Exercise aim
Copy every line of the records below verbatim, in the same order, changing nothing.

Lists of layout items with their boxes
================================
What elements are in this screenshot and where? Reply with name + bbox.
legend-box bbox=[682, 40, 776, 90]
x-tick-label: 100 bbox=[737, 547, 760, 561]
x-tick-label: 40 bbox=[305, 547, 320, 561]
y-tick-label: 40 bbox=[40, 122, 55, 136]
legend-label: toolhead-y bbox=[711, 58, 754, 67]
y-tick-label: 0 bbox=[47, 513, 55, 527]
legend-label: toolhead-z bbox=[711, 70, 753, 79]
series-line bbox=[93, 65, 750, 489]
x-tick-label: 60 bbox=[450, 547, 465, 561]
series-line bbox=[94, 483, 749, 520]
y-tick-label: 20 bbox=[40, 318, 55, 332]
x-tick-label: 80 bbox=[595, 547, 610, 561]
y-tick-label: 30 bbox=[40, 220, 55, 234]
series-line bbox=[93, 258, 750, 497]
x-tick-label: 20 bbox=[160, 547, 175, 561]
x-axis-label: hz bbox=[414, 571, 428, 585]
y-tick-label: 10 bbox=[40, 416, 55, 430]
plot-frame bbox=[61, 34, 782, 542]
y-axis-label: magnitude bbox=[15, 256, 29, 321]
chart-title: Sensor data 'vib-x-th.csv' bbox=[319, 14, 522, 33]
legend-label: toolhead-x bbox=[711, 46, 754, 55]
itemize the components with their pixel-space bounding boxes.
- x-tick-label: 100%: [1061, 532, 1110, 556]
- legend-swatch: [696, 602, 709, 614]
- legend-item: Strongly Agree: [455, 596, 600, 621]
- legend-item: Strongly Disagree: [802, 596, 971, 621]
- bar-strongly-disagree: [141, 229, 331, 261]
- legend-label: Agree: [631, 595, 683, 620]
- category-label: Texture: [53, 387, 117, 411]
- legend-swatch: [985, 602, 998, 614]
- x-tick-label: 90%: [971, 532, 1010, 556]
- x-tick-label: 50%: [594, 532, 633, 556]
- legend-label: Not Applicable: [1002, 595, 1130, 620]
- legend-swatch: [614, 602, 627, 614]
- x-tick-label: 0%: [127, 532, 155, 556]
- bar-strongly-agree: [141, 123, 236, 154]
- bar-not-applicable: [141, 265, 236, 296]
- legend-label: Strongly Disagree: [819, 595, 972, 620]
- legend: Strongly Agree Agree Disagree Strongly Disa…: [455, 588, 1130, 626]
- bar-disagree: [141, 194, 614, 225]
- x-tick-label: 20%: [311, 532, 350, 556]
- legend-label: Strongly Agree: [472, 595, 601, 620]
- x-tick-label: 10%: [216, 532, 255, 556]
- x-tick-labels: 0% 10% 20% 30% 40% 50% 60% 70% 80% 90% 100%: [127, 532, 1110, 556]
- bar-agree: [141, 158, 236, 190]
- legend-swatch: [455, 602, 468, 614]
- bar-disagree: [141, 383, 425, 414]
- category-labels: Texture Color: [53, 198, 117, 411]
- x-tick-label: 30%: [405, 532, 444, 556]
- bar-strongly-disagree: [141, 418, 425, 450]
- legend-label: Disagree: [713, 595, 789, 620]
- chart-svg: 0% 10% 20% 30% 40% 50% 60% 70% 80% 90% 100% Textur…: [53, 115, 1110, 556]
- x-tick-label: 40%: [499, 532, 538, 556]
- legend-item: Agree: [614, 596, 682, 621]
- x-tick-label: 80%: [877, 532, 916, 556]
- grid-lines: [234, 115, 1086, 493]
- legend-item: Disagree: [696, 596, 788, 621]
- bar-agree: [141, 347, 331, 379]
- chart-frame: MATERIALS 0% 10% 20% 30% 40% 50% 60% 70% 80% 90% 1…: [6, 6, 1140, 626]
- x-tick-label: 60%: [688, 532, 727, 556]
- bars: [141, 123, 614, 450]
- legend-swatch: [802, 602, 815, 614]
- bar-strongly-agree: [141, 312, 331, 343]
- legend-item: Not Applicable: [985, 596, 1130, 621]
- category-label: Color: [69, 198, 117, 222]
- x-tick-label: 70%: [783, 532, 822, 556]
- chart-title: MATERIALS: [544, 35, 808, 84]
================================
Exercise result
What elements are in this screenshot and where? Reply with name + bbox.
legend-box bbox=[682, 40, 776, 90]
x-tick-label: 100 bbox=[737, 547, 760, 561]
x-tick-label: 40 bbox=[305, 547, 320, 561]
y-tick-label: 40 bbox=[40, 122, 55, 136]
legend-label: toolhead-y bbox=[711, 58, 754, 67]
y-tick-label: 0 bbox=[47, 513, 55, 527]
legend-label: toolhead-z bbox=[711, 70, 753, 79]
series-line bbox=[93, 65, 750, 489]
x-tick-label: 60 bbox=[450, 547, 465, 561]
series-line bbox=[94, 483, 749, 520]
y-tick-label: 20 bbox=[40, 318, 55, 332]
x-tick-label: 80 bbox=[595, 547, 610, 561]
y-tick-label: 30 bbox=[40, 220, 55, 234]
series-line bbox=[93, 258, 750, 497]
x-tick-label: 20 bbox=[160, 547, 175, 561]
x-axis-label: hz bbox=[414, 571, 428, 585]
y-tick-label: 10 bbox=[40, 416, 55, 430]
plot-frame bbox=[61, 34, 782, 542]
y-axis-label: magnitude bbox=[15, 256, 29, 321]
chart-title: Sensor data 'vib-x-th.csv' bbox=[319, 14, 522, 33]
legend-label: toolhead-x bbox=[711, 46, 754, 55]
itemize the components with their pixel-space bounding boxes.
- x-tick-label: 100%: [1061, 532, 1110, 556]
- legend-swatch: [696, 602, 709, 614]
- legend-item: Strongly Agree: [455, 596, 600, 621]
- legend-item: Strongly Disagree: [802, 596, 971, 621]
- bar-strongly-disagree: [141, 229, 331, 261]
- legend-label: Agree: [631, 595, 683, 620]
- category-label: Texture: [53, 387, 117, 411]
- legend-swatch: [985, 602, 998, 614]
- x-tick-label: 90%: [971, 532, 1010, 556]
- x-tick-label: 50%: [594, 532, 633, 556]
- legend-label: Not Applicable: [1002, 595, 1130, 620]
- legend-swatch: [614, 602, 627, 614]
- x-tick-label: 0%: [127, 532, 155, 556]
- bar-strongly-agree: [141, 123, 236, 154]
- bar-not-applicable: [141, 265, 236, 296]
- legend-label: Strongly Disagree: [819, 595, 972, 620]
- legend: Strongly Agree Agree Disagree Strongly Disa…: [455, 588, 1130, 626]
- bar-disagree: [141, 194, 614, 225]
- x-tick-label: 20%: [311, 532, 350, 556]
- legend-label: Strongly Agree: [472, 595, 601, 620]
- x-tick-label: 10%: [216, 532, 255, 556]
- x-tick-labels: 0% 10% 20% 30% 40% 50% 60% 70% 80% 90% 100%: [127, 532, 1110, 556]
- bar-agree: [141, 158, 236, 190]
- legend-swatch: [455, 602, 468, 614]
- bar-disagree: [141, 383, 425, 414]
- category-labels: Texture Color: [53, 198, 117, 411]
- x-tick-label: 30%: [405, 532, 444, 556]
- bar-strongly-disagree: [141, 418, 425, 450]
- legend-label: Disagree: [713, 595, 789, 620]
- chart-svg: 0% 10% 20% 30% 40% 50% 60% 70% 80% 90% 100% Textur…: [53, 115, 1110, 556]
- x-tick-label: 40%: [499, 532, 538, 556]
- legend-item: Agree: [614, 596, 682, 621]
- x-tick-label: 80%: [877, 532, 916, 556]
- grid-lines: [234, 115, 1086, 493]
- legend-item: Disagree: [696, 596, 788, 621]
- bar-agree: [141, 347, 331, 379]
- chart-frame: MATERIALS 0% 10% 20% 30% 40% 50% 60% 70% 80% 90% 1…: [6, 6, 1140, 626]
- x-tick-label: 60%: [688, 532, 727, 556]
- bars: [141, 123, 614, 450]
- legend-swatch: [802, 602, 815, 614]
- bar-strongly-agree: [141, 312, 331, 343]
- legend-item: Not Applicable: [985, 596, 1130, 621]
- category-label: Color: [69, 198, 117, 222]
- x-tick-label: 70%: [783, 532, 822, 556]
- chart-title: MATERIALS: [544, 35, 808, 84]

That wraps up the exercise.